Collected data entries
---

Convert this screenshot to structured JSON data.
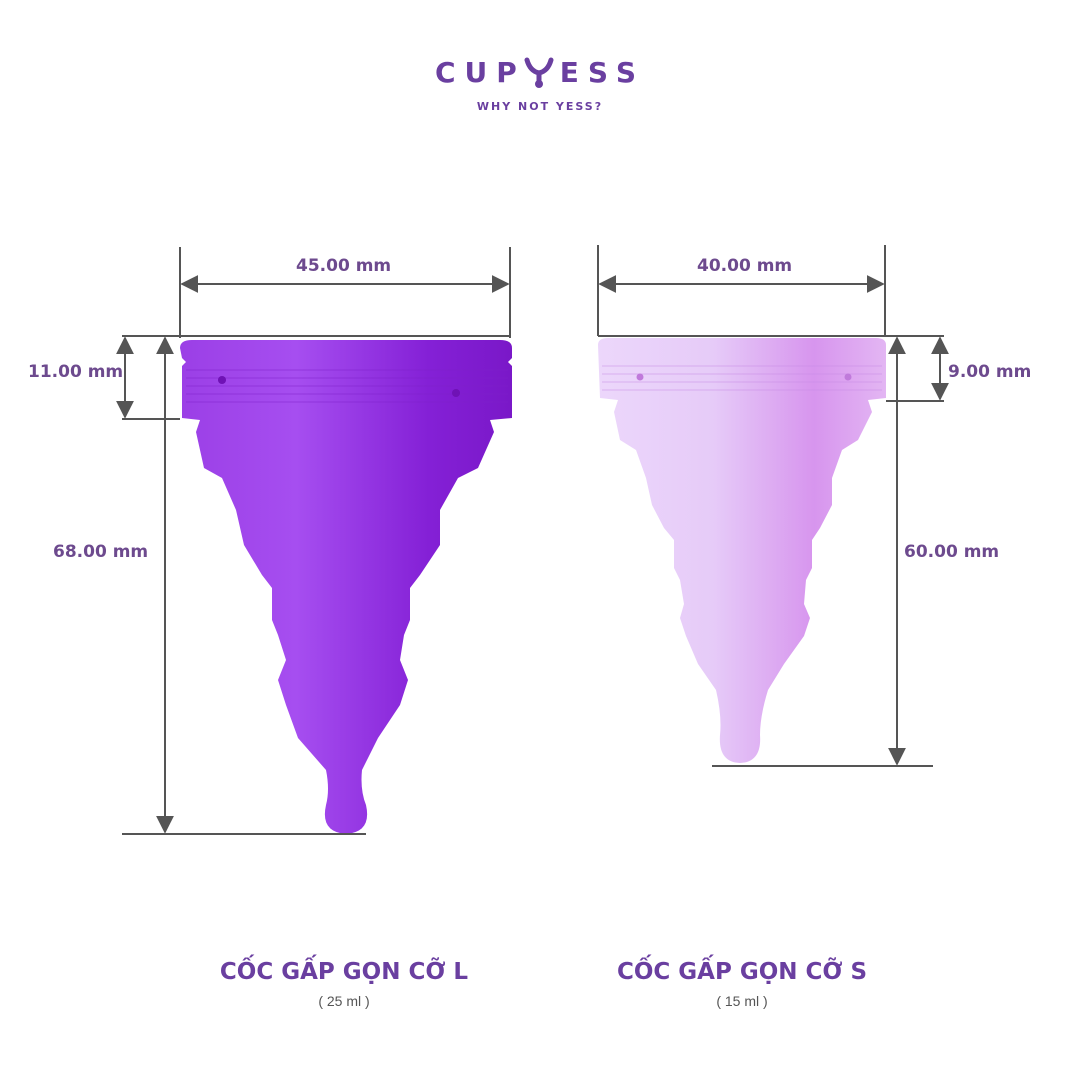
{
  "brand": {
    "name_left": "CUP",
    "name_right": "ESS",
    "logo_icon": "y-drop-icon",
    "tagline": "WHY NOT YESS?",
    "color": "#6a3fa0"
  },
  "cups": [
    {
      "width_label": "45.00 mm",
      "rim_label": "11.00 mm",
      "height_label": "68.00 mm",
      "title": "CỐC GẤP GỌN CỠ L",
      "volume": "( 25 ml )",
      "color": "#8a2be2"
    },
    {
      "width_label": "40.00 mm",
      "rim_label": "9.00 mm",
      "height_label": "60.00 mm",
      "title": "CỐC GẤP GỌN CỠ S",
      "volume": "( 15 ml )",
      "color": "#e2b8f5"
    }
  ]
}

---

WHAT IS ASKED
Leave out the pictures and retype every line above exactly.

COMPLETED EXERCISE
Convert this screenshot to structured JSON data.
{
  "brand": {
    "name_left": "CUP",
    "name_right": "ESS",
    "logo_icon": "y-drop-icon",
    "tagline": "WHY NOT YESS?",
    "color": "#6a3fa0"
  },
  "cups": [
    {
      "width_label": "45.00 mm",
      "rim_label": "11.00 mm",
      "height_label": "68.00 mm",
      "title": "CỐC GẤP GỌN CỠ L",
      "volume": "( 25 ml )",
      "color": "#8a2be2"
    },
    {
      "width_label": "40.00 mm",
      "rim_label": "9.00 mm",
      "height_label": "60.00 mm",
      "title": "CỐC GẤP GỌN CỠ S",
      "volume": "( 15 ml )",
      "color": "#e2b8f5"
    }
  ]
}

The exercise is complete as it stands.